_Written request_
Where a line of the material contains the string "content", copy that line.

_Data for this exercise_
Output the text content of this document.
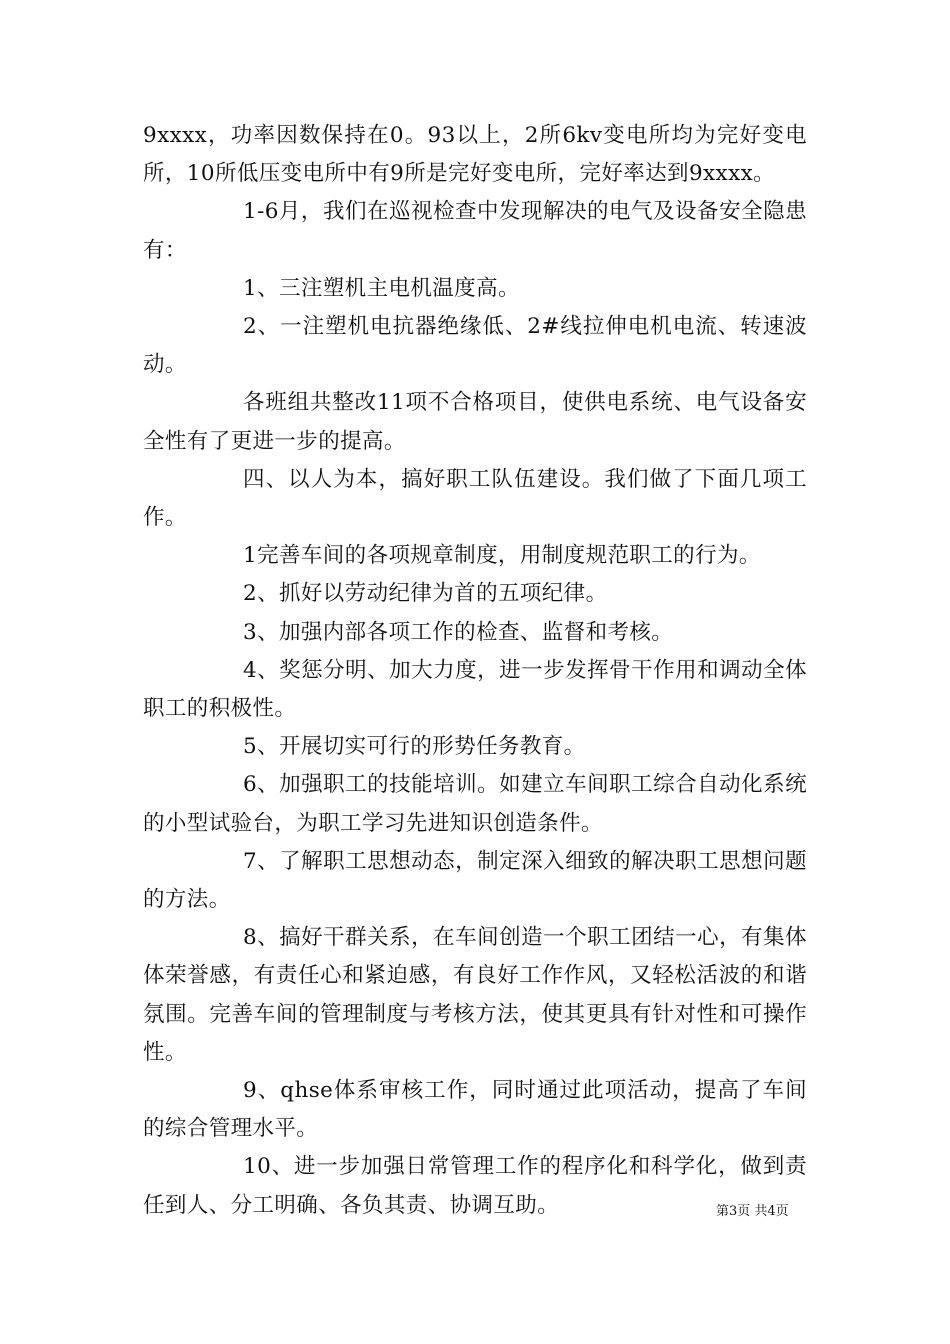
9xxxx，功率因数保持在0。93以上，2所6kv变电所均为完好变电所，10所低压变电所中有9所是完好变电所，完好率达到9xxxx。

1-6月，我们在巡视检查中发现解决的电气及设备安全隐患有：

1、三注塑机主电机温度高。

2、一注塑机电抗器绝缘低、2#线拉伸电机电流、转速波动。

各班组共整改11项不合格项目，使供电系统、电气设备安全性有了更进一步的提高。

四、以人为本，搞好职工队伍建设。我们做了下面几项工作。

1完善车间的各项规章制度，用制度规范职工的行为。

2、抓好以劳动纪律为首的五项纪律。

3、加强内部各项工作的检查、监督和考核。

4、奖惩分明、加大力度，进一步发挥骨干作用和调动全体职工的积极性。

5、开展切实可行的形势任务教育。

6、加强职工的技能培训。如建立车间职工综合自动化系统的小型试验台，为职工学习先进知识创造条件。

7、了解职工思想动态，制定深入细致的解决职工思想问题的方法。

8、搞好干群关系，在车间创造一个职工团结一心，有集体体荣誉感，有责任心和紧迫感，有良好工作作风，又轻松活波的和谐氛围。完善车间的管理制度与考核方法，使其更具有针对性和可操作性。

9、qhse体系审核工作，同时通过此项活动，提高了车间的综合管理水平。

10、进一步加强日常管理工作的程序化和科学化，做到责任到人、分工明确、各负其责、协调互助。	第3页 共4页
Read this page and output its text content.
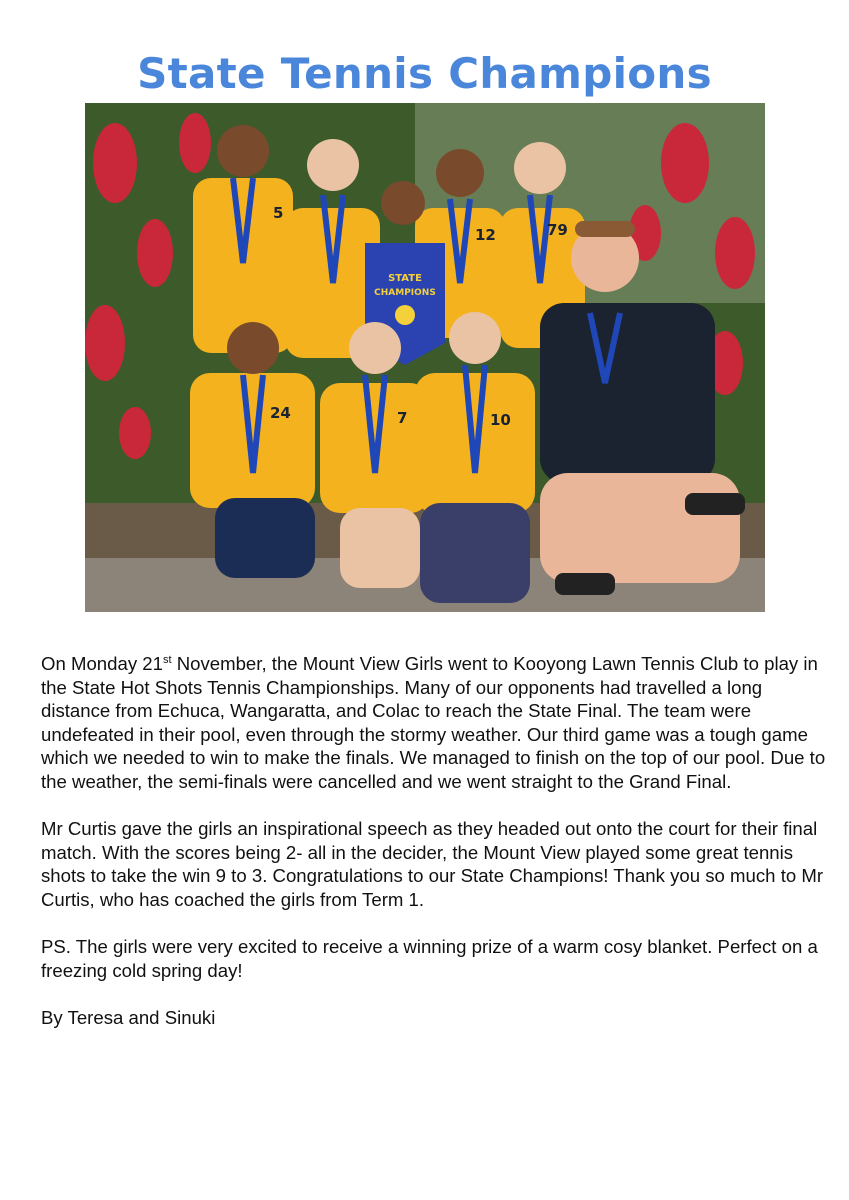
State Tennis Champions
STATE
CHAMPIONS
5
12	79
24	7	10

On Monday 21st November, the Mount View Girls went to Kooyong Lawn Tennis Club to play in the State Hot Shots Tennis Championships. Many of our opponents had travelled a long distance from Echuca, Wangaratta, and Colac to reach the State Final. The team were undefeated in their pool, even through the stormy weather. Our third game was a tough game which we needed to win to make the finals. We managed to finish on the top of our pool. Due to the weather, the semi-finals were cancelled and we went straight to the Grand Final.

Mr Curtis gave the girls an inspirational speech as they headed out onto the court for their final match. With the scores being 2- all in the decider, the Mount View played some great tennis shots to take the win 9 to 3. Congratulations to our State Champions! Thank you so much to Mr Curtis, who has coached the girls from Term 1.

PS. The girls were very excited to receive a winning prize of a warm cosy blanket. Perfect on a freezing cold spring day!

By Teresa and Sinuki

_Solution for this task_
Output the text content of this document.
Read this page and output its text content.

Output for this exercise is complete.